● **What you have to do**
Please copy every line of the records below that holds the word "accuracy".

● **Record set**
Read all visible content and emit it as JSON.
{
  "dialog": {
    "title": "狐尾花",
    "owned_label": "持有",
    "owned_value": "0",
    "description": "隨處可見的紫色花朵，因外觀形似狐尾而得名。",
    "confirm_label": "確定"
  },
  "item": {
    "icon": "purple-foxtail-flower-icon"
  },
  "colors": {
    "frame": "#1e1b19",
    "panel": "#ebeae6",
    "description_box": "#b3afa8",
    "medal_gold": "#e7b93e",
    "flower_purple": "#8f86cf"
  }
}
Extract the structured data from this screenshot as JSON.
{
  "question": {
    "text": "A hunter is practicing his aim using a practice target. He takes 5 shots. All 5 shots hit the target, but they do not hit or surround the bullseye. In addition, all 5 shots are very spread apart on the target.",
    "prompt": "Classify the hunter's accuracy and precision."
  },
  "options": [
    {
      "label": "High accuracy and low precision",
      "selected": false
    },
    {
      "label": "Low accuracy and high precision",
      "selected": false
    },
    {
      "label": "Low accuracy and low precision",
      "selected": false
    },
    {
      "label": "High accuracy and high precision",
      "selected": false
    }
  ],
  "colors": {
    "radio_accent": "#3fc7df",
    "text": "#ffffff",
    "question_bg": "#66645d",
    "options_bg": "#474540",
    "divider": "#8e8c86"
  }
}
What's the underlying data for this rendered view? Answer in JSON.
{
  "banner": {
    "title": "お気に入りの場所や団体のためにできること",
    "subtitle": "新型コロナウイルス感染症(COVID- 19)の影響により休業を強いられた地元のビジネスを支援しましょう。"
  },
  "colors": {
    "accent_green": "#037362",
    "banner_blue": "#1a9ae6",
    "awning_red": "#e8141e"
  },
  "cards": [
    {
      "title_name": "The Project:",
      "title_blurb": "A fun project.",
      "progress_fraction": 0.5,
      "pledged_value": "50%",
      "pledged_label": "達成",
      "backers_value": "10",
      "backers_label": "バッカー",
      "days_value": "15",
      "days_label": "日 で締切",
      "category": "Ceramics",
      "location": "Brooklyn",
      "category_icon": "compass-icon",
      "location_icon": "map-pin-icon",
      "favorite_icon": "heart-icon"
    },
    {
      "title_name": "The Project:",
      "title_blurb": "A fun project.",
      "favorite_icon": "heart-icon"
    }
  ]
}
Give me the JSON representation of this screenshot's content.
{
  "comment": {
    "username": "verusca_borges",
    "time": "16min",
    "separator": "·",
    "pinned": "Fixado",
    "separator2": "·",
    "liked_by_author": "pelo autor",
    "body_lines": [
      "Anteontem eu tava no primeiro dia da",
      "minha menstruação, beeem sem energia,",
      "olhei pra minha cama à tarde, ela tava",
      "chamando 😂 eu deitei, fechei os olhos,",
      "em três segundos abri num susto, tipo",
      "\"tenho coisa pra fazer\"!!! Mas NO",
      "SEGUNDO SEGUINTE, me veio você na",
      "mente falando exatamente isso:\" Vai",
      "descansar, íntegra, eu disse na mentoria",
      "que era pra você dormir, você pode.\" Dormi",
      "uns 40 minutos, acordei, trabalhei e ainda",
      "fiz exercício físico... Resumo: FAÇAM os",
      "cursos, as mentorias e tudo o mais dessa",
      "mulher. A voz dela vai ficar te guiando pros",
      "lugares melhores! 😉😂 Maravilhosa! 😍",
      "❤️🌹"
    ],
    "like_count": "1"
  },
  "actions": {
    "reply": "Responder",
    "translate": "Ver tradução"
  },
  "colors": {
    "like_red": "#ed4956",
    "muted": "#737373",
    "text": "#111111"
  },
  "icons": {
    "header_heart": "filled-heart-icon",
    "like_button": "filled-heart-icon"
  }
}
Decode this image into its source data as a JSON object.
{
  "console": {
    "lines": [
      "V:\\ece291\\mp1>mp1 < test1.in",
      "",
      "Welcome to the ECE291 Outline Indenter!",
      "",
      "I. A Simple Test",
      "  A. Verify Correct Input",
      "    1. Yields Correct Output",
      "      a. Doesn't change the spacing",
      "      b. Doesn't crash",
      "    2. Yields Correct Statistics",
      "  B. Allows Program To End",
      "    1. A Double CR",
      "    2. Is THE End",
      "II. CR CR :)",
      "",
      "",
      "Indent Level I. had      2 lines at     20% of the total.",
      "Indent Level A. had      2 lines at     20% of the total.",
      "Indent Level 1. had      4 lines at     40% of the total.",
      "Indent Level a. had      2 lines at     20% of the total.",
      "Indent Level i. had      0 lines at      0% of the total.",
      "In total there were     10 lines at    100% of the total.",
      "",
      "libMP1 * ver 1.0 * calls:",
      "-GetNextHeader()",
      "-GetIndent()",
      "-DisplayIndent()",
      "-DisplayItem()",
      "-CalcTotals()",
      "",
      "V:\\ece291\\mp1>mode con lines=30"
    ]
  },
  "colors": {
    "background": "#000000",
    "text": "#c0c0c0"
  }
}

● **Result for this task**
    "prompt": "Classify the hunter's accuracy and precision."
      "label": "High accuracy and low precision",
      "label": "Low accuracy and high precision",
      "label": "Low accuracy and low precision",
      "label": "High accuracy and high precision",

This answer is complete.